» **Prompt**:
Please copy exactly the lines that begin with the one containing "Transcribe this image's" and end with the last line of the entries.

Stored entries
__________________________________________________
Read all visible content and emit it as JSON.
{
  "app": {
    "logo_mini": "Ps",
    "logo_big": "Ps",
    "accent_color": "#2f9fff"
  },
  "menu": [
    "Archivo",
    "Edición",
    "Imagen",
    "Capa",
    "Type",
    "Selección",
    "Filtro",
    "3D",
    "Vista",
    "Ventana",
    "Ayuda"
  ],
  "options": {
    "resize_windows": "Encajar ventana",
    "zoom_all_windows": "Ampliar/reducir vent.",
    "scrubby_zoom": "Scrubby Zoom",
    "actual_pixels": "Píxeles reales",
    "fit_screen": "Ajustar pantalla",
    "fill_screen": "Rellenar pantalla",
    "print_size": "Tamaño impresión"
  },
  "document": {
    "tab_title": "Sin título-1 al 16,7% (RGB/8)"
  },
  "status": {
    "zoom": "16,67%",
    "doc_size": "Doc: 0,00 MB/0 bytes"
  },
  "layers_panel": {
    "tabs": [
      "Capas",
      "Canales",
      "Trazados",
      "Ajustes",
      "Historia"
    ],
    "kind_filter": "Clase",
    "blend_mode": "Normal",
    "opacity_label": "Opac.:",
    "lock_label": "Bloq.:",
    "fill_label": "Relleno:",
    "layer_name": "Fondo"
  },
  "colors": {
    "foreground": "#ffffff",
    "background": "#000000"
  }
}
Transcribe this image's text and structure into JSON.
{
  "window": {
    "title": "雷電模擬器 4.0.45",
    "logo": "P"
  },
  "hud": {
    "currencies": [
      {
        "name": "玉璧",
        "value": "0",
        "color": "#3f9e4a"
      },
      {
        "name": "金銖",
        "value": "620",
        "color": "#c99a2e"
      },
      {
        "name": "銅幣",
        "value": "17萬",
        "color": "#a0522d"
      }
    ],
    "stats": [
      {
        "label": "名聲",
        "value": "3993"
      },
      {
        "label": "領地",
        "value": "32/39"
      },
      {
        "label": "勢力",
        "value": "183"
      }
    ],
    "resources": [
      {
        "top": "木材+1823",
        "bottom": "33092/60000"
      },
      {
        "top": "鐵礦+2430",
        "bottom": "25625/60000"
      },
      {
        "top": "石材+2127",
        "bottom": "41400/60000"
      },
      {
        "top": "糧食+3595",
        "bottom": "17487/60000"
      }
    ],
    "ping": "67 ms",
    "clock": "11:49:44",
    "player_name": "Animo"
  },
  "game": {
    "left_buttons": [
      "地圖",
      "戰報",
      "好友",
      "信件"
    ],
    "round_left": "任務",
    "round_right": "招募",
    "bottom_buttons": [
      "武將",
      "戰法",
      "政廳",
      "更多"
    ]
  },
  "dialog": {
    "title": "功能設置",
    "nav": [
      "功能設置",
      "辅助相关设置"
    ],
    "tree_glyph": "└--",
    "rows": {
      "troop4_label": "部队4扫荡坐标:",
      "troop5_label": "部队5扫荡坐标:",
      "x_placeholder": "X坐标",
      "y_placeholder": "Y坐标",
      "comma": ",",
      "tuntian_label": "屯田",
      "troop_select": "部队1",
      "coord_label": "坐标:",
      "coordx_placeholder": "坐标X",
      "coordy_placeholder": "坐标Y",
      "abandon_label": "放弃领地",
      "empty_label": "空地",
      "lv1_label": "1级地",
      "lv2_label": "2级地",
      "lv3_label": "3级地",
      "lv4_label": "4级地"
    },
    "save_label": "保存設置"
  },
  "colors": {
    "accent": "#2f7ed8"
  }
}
__________________________________________________
» **Task result**:
Transcribe this image's text and structure into JSON.
{
  "window": {
    "title": "雷電模擬器 4.0.45",
    "logo": "P"
  },
  "hud": {
    "currencies": [
      {
        "name": "玉璧",
        "value": "0",
        "color": "#3f9e4a"
      },
      {
        "name": "金銖",
        "value": "620",
        "color": "#c99a2e"
      },
      {
        "name": "銅幣",
        "value": "17萬",
        "color": "#a0522d"
      }
    ],
    "stats": [
      {
        "label": "名聲",
        "value": "3993"
      },
      {
        "label": "領地",
        "value": "32/39"
      },
      {
        "label": "勢力",
        "value": "183"
      }
    ],
    "resources": [
      {
        "top": "木材+1823",
        "bottom": "33092/60000"
      },
      {
        "top": "鐵礦+2430",
        "bottom": "25625/60000"
      },
      {
        "top": "石材+2127",
        "bottom": "41400/60000"
      },
      {
        "top": "糧食+3595",
        "bottom": "17487/60000"
      }
    ],
    "ping": "67 ms",
    "clock": "11:49:44",
    "player_name": "Animo"
  },
  "game": {
    "left_buttons": [
      "地圖",
      "戰報",
      "好友",
      "信件"
    ],
    "round_left": "任務",
    "round_right": "招募",
    "bottom_buttons": [
      "武將",
      "戰法",
      "政廳",
      "更多"
    ]
  },
  "dialog": {
    "title": "功能設置",
    "nav": [
      "功能設置",
      "辅助相关设置"
    ],
    "tree_glyph": "└--",
    "rows": {
      "troop4_label": "部队4扫荡坐标:",
      "troop5_label": "部队5扫荡坐标:",
      "x_placeholder": "X坐标",
      "y_placeholder": "Y坐标",
      "comma": ",",
      "tuntian_label": "屯田",
      "troop_select": "部队1",
      "coord_label": "坐标:",
      "coordx_placeholder": "坐标X",
      "coordy_placeholder": "坐标Y",
      "abandon_label": "放弃领地",
      "empty_label": "空地",
      "lv1_label": "1级地",
      "lv2_label": "2级地",
      "lv3_label": "3级地",
      "lv4_label": "4级地"
    },
    "save_label": "保存設置"
  },
  "colors": {
    "accent": "#2f7ed8"
  }
}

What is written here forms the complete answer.